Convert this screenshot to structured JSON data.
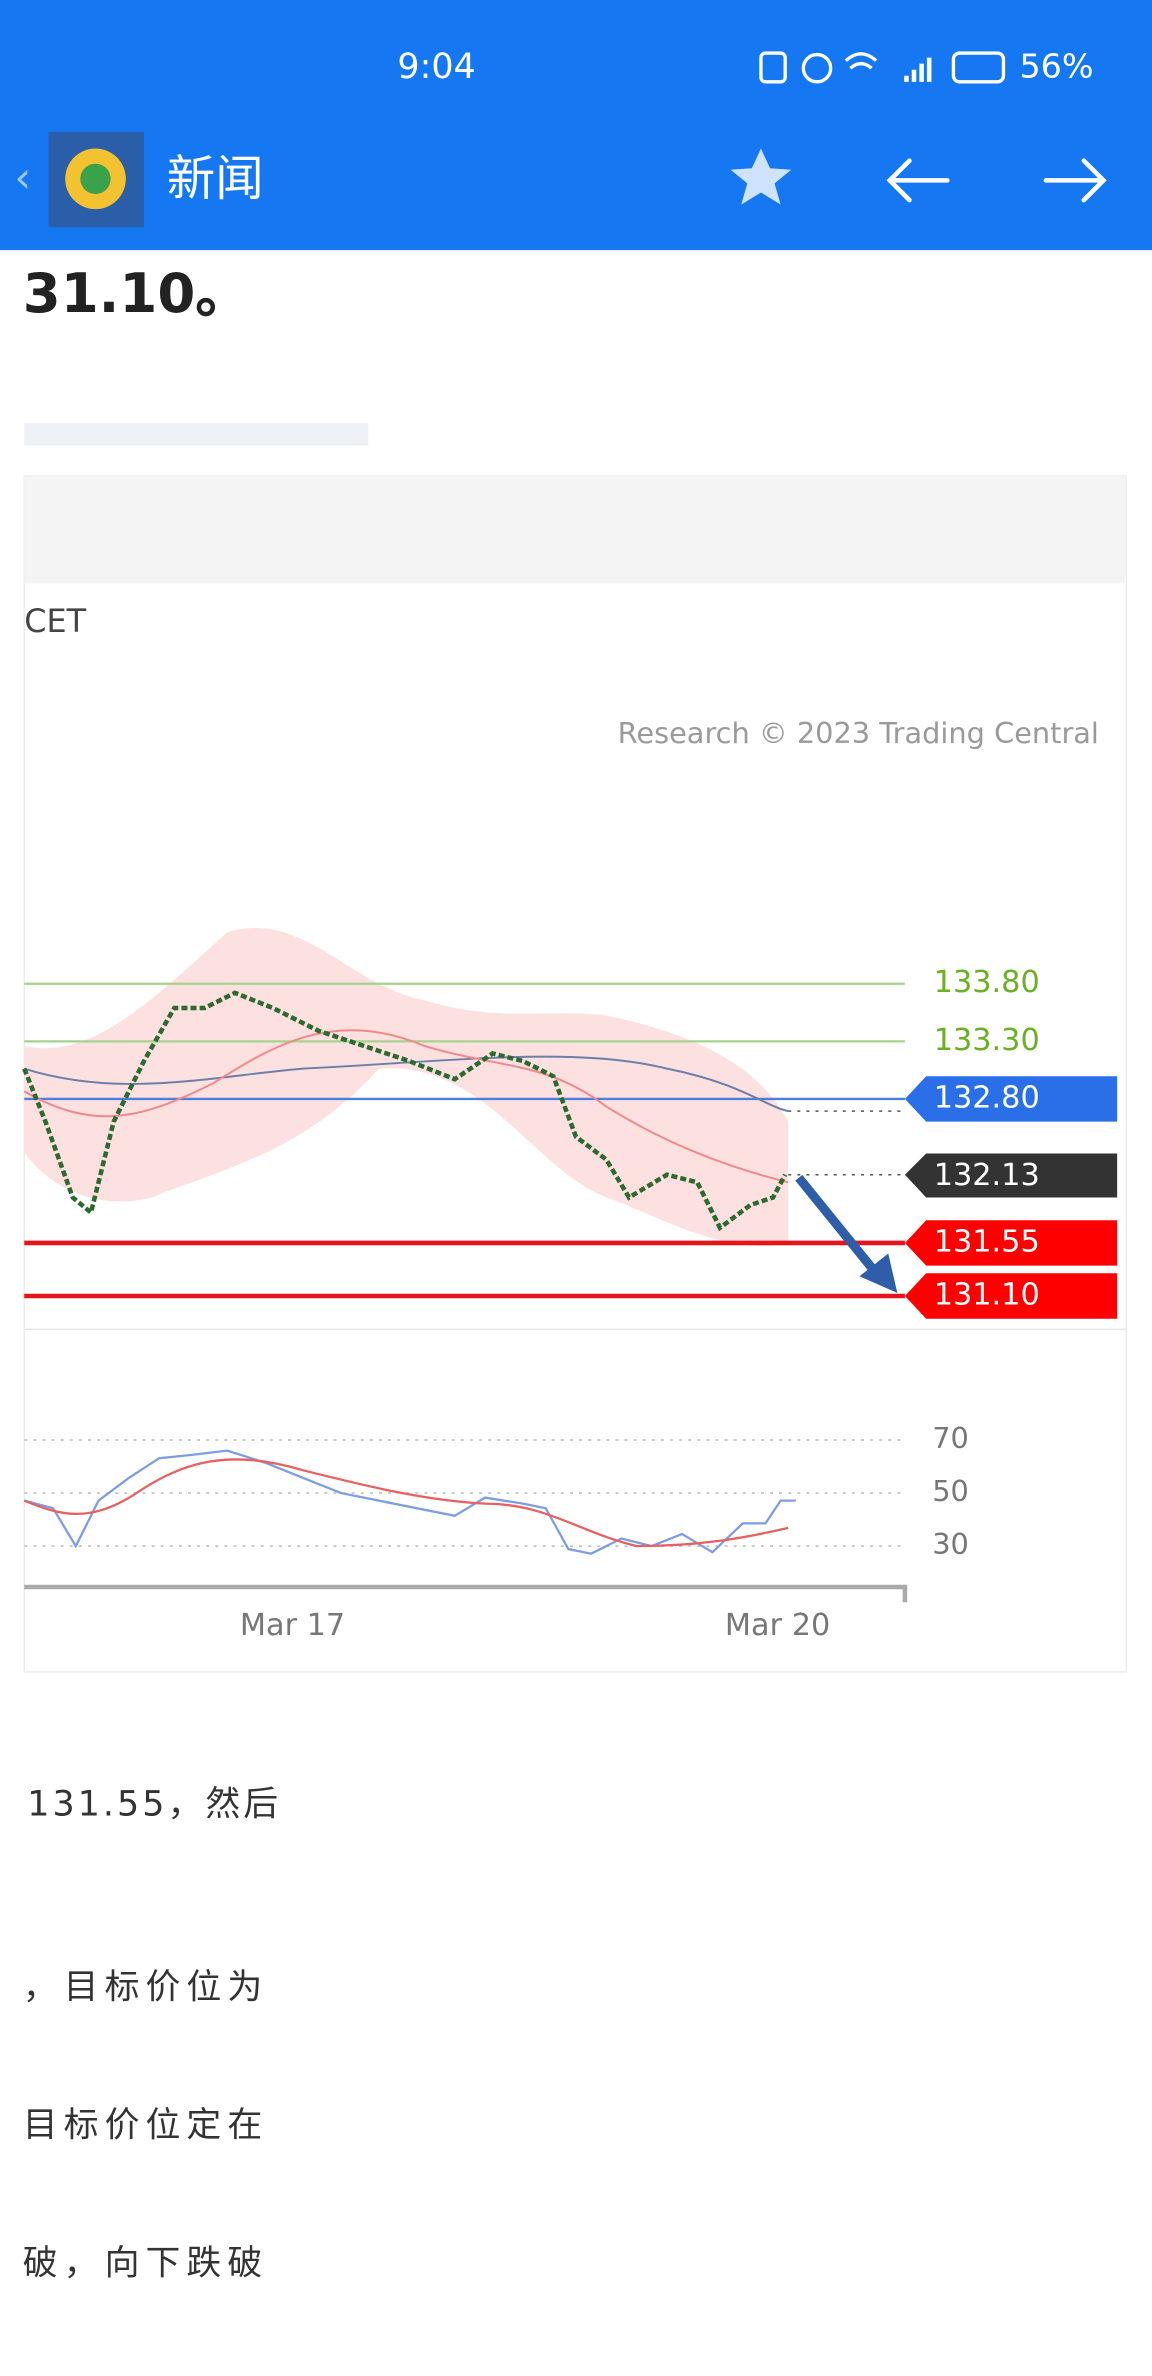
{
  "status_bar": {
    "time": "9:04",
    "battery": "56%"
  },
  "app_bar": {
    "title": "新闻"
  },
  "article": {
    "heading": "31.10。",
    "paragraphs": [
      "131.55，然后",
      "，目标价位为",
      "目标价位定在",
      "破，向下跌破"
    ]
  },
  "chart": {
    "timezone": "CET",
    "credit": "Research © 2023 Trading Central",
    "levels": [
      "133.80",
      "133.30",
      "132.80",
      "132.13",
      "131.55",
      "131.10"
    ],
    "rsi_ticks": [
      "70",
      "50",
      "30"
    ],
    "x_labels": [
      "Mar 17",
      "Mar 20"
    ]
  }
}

...

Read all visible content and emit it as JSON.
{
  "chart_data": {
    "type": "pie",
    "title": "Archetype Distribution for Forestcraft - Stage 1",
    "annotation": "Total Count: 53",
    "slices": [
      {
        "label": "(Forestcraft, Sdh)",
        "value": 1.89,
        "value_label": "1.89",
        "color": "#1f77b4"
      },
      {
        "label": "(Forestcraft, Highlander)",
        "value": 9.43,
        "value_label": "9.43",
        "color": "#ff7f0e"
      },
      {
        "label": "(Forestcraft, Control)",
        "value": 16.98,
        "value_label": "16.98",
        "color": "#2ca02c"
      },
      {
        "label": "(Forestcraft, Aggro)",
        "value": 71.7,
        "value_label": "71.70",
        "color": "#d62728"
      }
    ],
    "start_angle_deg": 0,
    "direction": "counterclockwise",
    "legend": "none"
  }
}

---

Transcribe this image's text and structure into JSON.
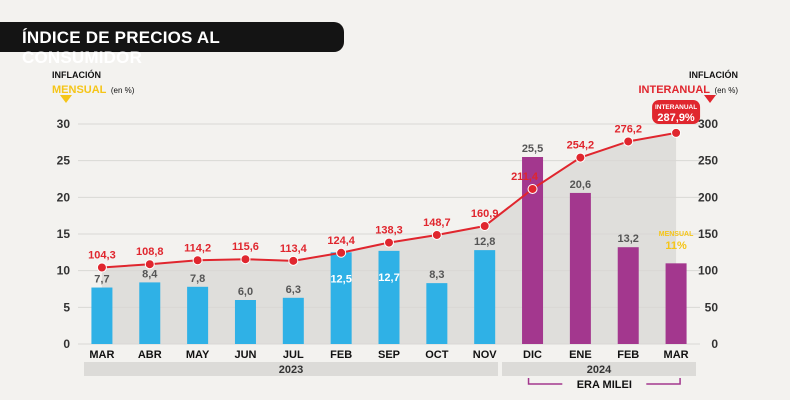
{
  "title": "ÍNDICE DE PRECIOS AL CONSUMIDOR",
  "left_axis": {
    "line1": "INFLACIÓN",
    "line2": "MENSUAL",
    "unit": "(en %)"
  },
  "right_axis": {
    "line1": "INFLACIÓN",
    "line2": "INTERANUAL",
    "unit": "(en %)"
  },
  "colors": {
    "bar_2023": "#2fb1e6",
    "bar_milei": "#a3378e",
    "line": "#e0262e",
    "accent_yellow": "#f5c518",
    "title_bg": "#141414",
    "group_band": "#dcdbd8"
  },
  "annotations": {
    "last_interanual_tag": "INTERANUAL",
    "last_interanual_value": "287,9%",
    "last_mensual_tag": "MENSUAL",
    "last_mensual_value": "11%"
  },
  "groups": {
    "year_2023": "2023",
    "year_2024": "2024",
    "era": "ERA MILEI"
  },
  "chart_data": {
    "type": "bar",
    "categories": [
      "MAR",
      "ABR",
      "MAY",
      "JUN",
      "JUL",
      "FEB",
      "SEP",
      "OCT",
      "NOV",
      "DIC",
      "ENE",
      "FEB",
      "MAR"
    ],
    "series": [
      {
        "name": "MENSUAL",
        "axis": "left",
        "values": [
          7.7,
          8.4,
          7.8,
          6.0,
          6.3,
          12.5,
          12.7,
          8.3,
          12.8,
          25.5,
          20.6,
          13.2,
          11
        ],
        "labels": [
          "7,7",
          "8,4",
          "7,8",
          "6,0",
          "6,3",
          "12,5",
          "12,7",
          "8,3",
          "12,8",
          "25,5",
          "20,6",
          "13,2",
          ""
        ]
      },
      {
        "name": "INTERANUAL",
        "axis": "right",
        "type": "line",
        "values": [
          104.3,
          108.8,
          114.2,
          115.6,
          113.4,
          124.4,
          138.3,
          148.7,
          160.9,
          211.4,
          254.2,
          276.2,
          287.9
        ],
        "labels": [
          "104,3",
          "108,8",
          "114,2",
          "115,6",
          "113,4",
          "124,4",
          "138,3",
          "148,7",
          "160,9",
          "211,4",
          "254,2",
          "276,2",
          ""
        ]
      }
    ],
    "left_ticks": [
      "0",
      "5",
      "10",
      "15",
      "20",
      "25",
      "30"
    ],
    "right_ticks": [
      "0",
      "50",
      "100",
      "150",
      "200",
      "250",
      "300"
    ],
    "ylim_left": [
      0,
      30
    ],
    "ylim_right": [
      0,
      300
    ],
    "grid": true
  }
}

> **Set exercise**
Show every line above in which the word "JSON" occurs.

> **Task output**
Convert this screenshot to structured JSON data.
Read all visible content and emit it as JSON.
Transcribe this image's text and structure into JSON.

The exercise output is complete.